> **TASK REQUIREMENTS**
Search term "nach": please copy every line of the records below that contains it.

> **MATERIAL FOR THE TASK**
────────────────────

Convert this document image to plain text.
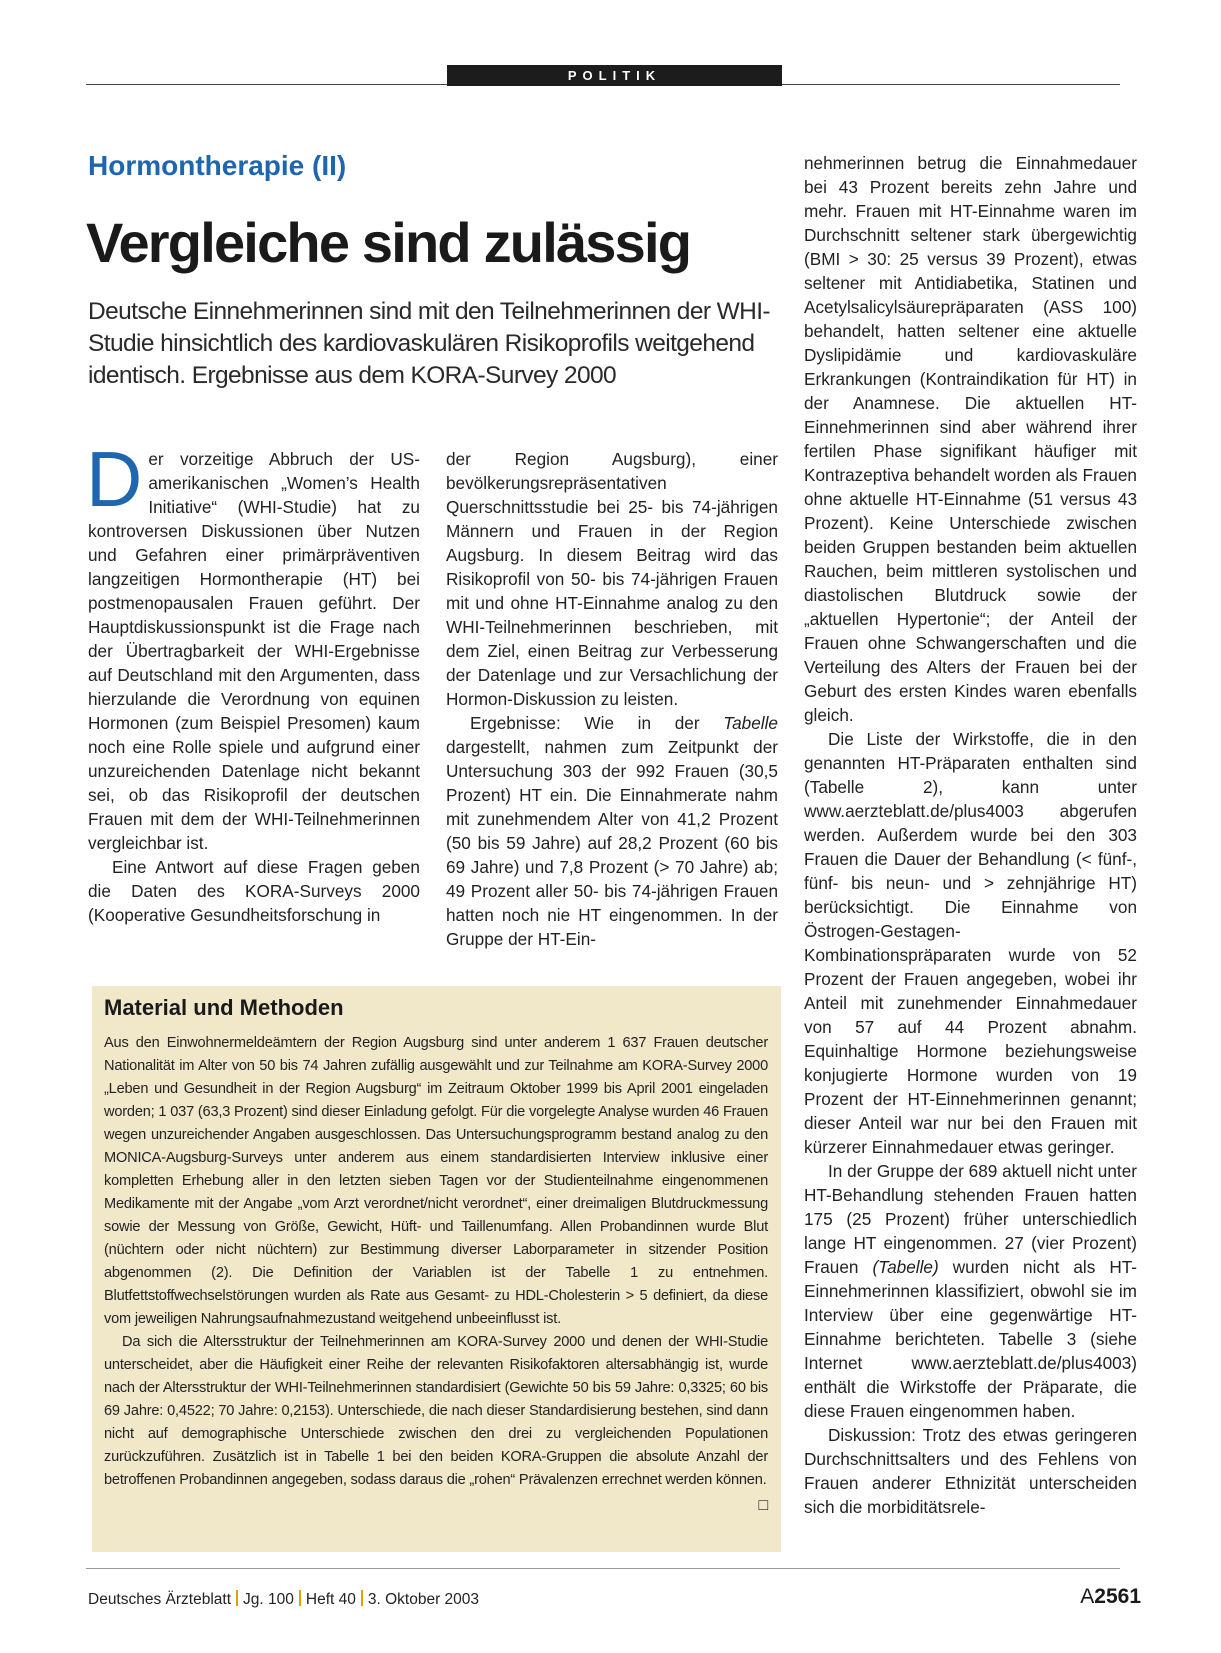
POLITIK
Hormontherapie (II)
Vergleiche sind zulässig
Deutsche Einnehmerinnen sind mit den Teilnehmerinnen der WHI-Studie hinsichtlich des kardiovaskulären Risikoprofils weitgehend identisch. Ergebnisse aus dem KORA-Survey 2000

Der vorzeitige Abbruch der US-amerikanischen „Women’s Health Initiative“ (WHI-Studie) hat zu kontroversen Diskussionen über Nutzen und Gefahren einer primärpräventiven langzeitigen Hormontherapie (HT) bei postmenopausalen Frauen geführt. Der Hauptdiskussionspunkt ist die Frage nach der Übertragbarkeit der WHI-Ergebnisse auf Deutschland mit den Argumenten, dass hierzulande die Verordnung von equinen Hormonen (zum Beispiel Presomen) kaum noch eine Rolle spiele und aufgrund einer unzureichenden Datenlage nicht bekannt sei, ob das Risikoprofil der deutschen Frauen mit dem der WHI-Teilnehmerinnen vergleichbar ist.

Eine Antwort auf diese Fragen geben die Daten des KORA-Surveys 2000 (Kooperative Gesundheitsforschung in

der Region Augsburg), einer bevölkerungsrepräsentativen Querschnittsstudie bei 25- bis 74-jährigen Männern und Frauen in der Region Augsburg. In diesem Beitrag wird das Risikoprofil von 50- bis 74-jährigen Frauen mit und ohne HT-Einnahme analog zu den WHI-Teilnehmerinnen beschrieben, mit dem Ziel, einen Beitrag zur Verbesserung der Datenlage und zur Versachlichung der Hormon-Diskussion zu leisten.

Ergebnisse: Wie in der Tabelle dargestellt, nahmen zum Zeitpunkt der Untersuchung 303 der 992 Frauen (30,5 Prozent) HT ein. Die Einnahmerate nahm mit zunehmendem Alter von 41,2 Prozent (50 bis 59 Jahre) auf 28,2 Prozent (60 bis 69 Jahre) und 7,8 Prozent (> 70 Jahre) ab; 49 Prozent aller 50- bis 74-jährigen Frauen hatten noch nie HT eingenommen. In der Gruppe der HT-Ein-

nehmerinnen betrug die Einnahmedauer bei 43 Prozent bereits zehn Jahre und mehr. Frauen mit HT-Einnahme waren im Durchschnitt seltener stark übergewichtig (BMI > 30: 25 versus 39 Prozent), etwas seltener mit Antidiabetika, Statinen und Acetylsalicylsäurepräparaten (ASS 100) behandelt, hatten seltener eine aktuelle Dyslipidämie und kardiovaskuläre Erkrankungen (Kontraindikation für HT) in der Anamnese. Die aktuellen HT-Einnehmerinnen sind aber während ihrer fertilen Phase signifikant häufiger mit Kontrazeptiva behandelt worden als Frauen ohne aktuelle HT-Einnahme (51 versus 43 Prozent). Keine Unterschiede zwischen beiden Gruppen bestanden beim aktuellen Rauchen, beim mittleren systolischen und diastolischen Blutdruck sowie der „aktuellen Hypertonie“; der Anteil der Frauen ohne Schwangerschaften und die Verteilung des Alters der Frauen bei der Geburt des ersten Kindes waren ebenfalls gleich.

Die Liste der Wirkstoffe, die in den genannten HT-Präparaten enthalten sind (Tabelle 2), kann unter www.aerzteblatt.de/plus4003 abgerufen werden. Außerdem wurde bei den 303 Frauen die Dauer der Behandlung (< fünf-, fünf- bis neun- und > zehnjährige HT) berücksichtigt. Die Einnahme von Östrogen-Gestagen-Kombinationspräparaten wurde von 52 Prozent der Frauen angegeben, wobei ihr Anteil mit zunehmender Einnahmedauer von 57 auf 44 Prozent abnahm. Equinhaltige Hormone beziehungsweise konjugierte Hormone wurden von 19 Prozent der HT-Einnehmerinnen genannt; dieser Anteil war nur bei den Frauen mit kürzerer Einnahmedauer etwas geringer.

In der Gruppe der 689 aktuell nicht unter HT-Behandlung stehenden Frauen hatten 175 (25 Prozent) früher unterschiedlich lange HT eingenommen. 27 (vier Prozent) Frauen (Tabelle) wurden nicht als HT-Einnehmerinnen klassifiziert, obwohl sie im Interview über eine gegenwärtige HT-Einnahme berichteten. Tabelle 3 (siehe Internet www.aerzteblatt.de/plus4003) enthält die Wirkstoffe der Präparate, die diese Frauen eingenommen haben.

Diskussion: Trotz des etwas geringeren Durchschnittsalters und des Fehlens von Frauen anderer Ethnizität unterscheiden sich die morbiditätsrele-

Material und Methoden

Aus den Einwohnermeldeämtern der Region Augsburg sind unter anderem 1 637 Frauen deutscher Nationalität im Alter von 50 bis 74 Jahren zufällig ausgewählt und zur Teilnahme am KORA-Survey 2000 „Leben und Gesundheit in der Region Augsburg“ im Zeitraum Oktober 1999 bis April 2001 eingeladen worden; 1 037 (63,3 Prozent) sind dieser Einladung gefolgt. Für die vorgelegte Analyse wurden 46 Frauen wegen unzureichender Angaben ausgeschlossen. Das Untersuchungsprogramm bestand analog zu den MONICA-Augsburg-Surveys unter anderem aus einem standardisierten Interview inklusive einer kompletten Erhebung aller in den letzten sieben Tagen vor der Studienteilnahme eingenommenen Medikamente mit der Angabe „vom Arzt verordnet/nicht verordnet“, einer dreimaligen Blutdruckmessung sowie der Messung von Größe, Gewicht, Hüft- und Taillenumfang. Allen Probandinnen wurde Blut (nüchtern oder nicht nüchtern) zur Bestimmung diverser Laborparameter in sitzender Position abgenommen (2). Die Definition der Variablen ist der Tabelle 1 zu entnehmen. Blutfettstoffwechselstörungen wurden als Rate aus Gesamt- zu HDL-Cholesterin > 5 definiert, da diese vom jeweiligen Nahrungsaufnahmezustand weitgehend unbeeinflusst ist.

Da sich die Altersstruktur der Teilnehmerinnen am KORA-Survey 2000 und denen der WHI-Studie unterscheidet, aber die Häufigkeit einer Reihe der relevanten Risikofaktoren altersabhängig ist, wurde nach der Altersstruktur der WHI-Teilnehmerinnen standardisiert (Gewichte 50 bis 59 Jahre: 0,3325; 60 bis 69 Jahre: 0,4522; 70 Jahre: 0,2153). Unterschiede, die nach dieser Standardisierung bestehen, sind dann nicht auf demographische Unterschiede zwischen den drei zu vergleichenden Populationen zurückzuführen. Zusätzlich ist in Tabelle 1 bei den beiden KORA-Gruppen die absolute Anzahl der betroffenen Probandinnen angegeben, sodass daraus die „rohen“ Prävalenzen errechnet werden können.
□

Deutsches Ärzteblatt Jg. 100 Heft 40 3. Oktober 2003	A2561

────────────────────

> **SOLUTION BELOW**
Der vorzeitige Abbruch der US-amerikanischen „Women’s Health Initiative“ (WHI-Studie) hat zu kontroversen Diskussionen über Nutzen und Gefahren einer primärpräventiven langzeitigen Hormontherapie (HT) bei postmenopausalen Frauen geführt. Der Hauptdiskussionspunkt ist die Frage nach der Übertragbarkeit der WHI-Ergebnisse auf Deutschland mit den Argumenten, dass hierzulande die Verordnung von equinen Hormonen (zum Beispiel Presomen) kaum noch eine Rolle spiele und aufgrund einer unzureichenden Datenlage nicht bekannt sei, ob das Risikoprofil der deutschen Frauen mit dem der WHI-Teilnehmerinnen vergleichbar ist.
Da sich die Altersstruktur der Teilnehmerinnen am KORA-Survey 2000 und denen der WHI-Studie unterscheidet, aber die Häufigkeit einer Reihe der relevanten Risikofaktoren altersabhängig ist, wurde nach der Altersstruktur der WHI-Teilnehmerinnen standardisiert (Gewichte 50 bis 59 Jahre: 0,3325; 60 bis 69 Jahre: 0,4522; 70 Jahre: 0,2153). Unterschiede, die nach dieser Standardisierung bestehen, sind dann nicht auf demographische Unterschiede zwischen den drei zu vergleichenden Populationen zurückzuführen. Zusätzlich ist in Tabelle 1 bei den beiden KORA-Gruppen die absolute Anzahl der betroffenen Probandinnen angegeben, sodass daraus die „rohen“ Prävalenzen errechnet werden können.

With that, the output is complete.